*PROBLEM*
Transcribe the material word for word, but without the images.
-- START --
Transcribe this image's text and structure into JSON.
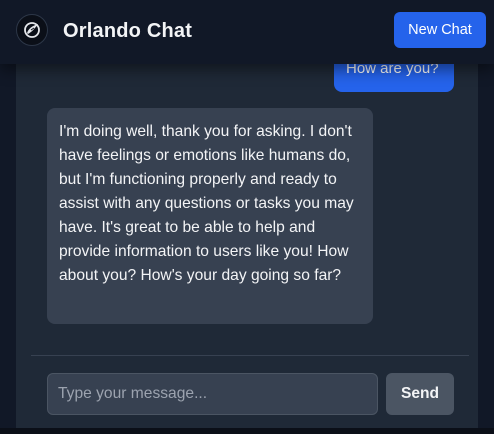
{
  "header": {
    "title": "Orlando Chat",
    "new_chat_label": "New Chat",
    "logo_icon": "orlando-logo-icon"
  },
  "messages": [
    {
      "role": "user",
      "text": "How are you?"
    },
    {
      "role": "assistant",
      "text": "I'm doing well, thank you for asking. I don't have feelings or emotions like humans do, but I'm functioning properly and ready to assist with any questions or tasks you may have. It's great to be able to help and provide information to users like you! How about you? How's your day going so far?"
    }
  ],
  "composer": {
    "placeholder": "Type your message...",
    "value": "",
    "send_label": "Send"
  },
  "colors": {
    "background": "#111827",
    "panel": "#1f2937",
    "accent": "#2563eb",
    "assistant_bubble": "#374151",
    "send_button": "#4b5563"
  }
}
-- END --
*FINISHED EXERCISE*
Transcribe this image's text and structure into JSON.
{
  "header": {
    "title": "Orlando Chat",
    "new_chat_label": "New Chat",
    "logo_icon": "orlando-logo-icon"
  },
  "messages": [
    {
      "role": "user",
      "text": "How are you?"
    },
    {
      "role": "assistant",
      "text": "I'm doing well, thank you for asking. I don't have feelings or emotions like humans do, but I'm functioning properly and ready to assist with any questions or tasks you may have. It's great to be able to help and provide information to users like you! How about you? How's your day going so far?"
    }
  ],
  "composer": {
    "placeholder": "Type your message...",
    "value": "",
    "send_label": "Send"
  },
  "colors": {
    "background": "#111827",
    "panel": "#1f2937",
    "accent": "#2563eb",
    "assistant_bubble": "#374151",
    "send_button": "#4b5563"
  }
}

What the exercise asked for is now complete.